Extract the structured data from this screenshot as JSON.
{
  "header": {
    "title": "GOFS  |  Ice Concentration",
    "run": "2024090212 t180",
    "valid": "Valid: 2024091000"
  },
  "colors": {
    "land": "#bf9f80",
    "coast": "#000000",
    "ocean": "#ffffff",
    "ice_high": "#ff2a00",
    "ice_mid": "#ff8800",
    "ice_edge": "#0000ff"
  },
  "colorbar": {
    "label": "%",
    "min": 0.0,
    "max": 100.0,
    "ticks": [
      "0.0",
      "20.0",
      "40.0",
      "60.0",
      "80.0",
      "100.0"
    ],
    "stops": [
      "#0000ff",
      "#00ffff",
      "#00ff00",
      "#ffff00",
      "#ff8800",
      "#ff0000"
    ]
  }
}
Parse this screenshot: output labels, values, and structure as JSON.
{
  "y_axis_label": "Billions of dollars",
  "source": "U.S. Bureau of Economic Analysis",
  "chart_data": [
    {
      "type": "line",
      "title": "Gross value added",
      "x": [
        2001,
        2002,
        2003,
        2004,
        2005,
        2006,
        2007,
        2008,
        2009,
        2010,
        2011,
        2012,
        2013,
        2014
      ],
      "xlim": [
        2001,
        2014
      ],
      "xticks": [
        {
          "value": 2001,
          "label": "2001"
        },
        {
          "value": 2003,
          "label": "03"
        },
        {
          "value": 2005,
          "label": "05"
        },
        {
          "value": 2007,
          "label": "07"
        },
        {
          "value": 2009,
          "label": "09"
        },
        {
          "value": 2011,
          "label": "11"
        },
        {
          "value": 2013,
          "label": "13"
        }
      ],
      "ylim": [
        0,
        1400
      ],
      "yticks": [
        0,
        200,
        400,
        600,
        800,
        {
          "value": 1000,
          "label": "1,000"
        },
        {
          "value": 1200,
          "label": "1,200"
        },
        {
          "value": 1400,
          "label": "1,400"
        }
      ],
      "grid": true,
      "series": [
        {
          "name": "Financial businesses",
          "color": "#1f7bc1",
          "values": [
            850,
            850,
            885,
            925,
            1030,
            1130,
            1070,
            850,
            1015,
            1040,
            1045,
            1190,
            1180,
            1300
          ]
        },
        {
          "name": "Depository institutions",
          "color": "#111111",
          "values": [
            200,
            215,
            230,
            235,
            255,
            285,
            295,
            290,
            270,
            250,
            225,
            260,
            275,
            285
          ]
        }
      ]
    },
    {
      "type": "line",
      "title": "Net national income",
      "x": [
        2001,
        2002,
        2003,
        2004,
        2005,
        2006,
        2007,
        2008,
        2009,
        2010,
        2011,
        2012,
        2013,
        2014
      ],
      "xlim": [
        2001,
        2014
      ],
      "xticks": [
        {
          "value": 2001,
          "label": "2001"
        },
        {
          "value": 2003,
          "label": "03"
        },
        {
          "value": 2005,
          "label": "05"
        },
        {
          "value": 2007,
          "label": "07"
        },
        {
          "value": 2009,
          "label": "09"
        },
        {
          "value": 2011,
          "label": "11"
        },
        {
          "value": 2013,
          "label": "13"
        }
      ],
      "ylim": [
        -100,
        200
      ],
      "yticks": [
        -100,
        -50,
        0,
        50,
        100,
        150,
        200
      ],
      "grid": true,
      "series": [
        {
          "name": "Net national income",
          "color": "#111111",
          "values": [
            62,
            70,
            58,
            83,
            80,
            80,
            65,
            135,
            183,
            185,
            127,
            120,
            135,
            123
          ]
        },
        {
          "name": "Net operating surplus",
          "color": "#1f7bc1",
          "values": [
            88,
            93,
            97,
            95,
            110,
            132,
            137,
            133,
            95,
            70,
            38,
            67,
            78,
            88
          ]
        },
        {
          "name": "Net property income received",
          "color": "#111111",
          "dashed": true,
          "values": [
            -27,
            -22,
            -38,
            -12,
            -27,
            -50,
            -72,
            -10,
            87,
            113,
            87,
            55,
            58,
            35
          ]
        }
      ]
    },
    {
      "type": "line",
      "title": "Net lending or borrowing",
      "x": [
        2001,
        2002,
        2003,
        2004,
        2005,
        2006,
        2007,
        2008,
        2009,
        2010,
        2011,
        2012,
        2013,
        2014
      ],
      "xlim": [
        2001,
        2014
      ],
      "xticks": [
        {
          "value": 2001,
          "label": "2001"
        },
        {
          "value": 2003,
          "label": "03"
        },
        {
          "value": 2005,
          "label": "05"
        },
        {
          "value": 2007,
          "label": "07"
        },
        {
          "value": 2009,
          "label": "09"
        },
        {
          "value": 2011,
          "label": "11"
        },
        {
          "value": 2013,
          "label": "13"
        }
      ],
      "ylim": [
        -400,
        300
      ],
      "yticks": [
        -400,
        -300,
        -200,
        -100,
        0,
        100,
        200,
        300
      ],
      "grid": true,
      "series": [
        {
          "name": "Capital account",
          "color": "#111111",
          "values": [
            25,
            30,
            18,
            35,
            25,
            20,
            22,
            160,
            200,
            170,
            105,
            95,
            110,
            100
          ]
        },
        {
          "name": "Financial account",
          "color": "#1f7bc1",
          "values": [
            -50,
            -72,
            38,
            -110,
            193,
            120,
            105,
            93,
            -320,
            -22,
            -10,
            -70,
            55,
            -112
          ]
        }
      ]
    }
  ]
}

━━━━━━━━━━

> **What to work on**
Extract every line of the records above that contains the word "account".

> **Answer**
          "name": "Capital account",
          "name": "Financial account",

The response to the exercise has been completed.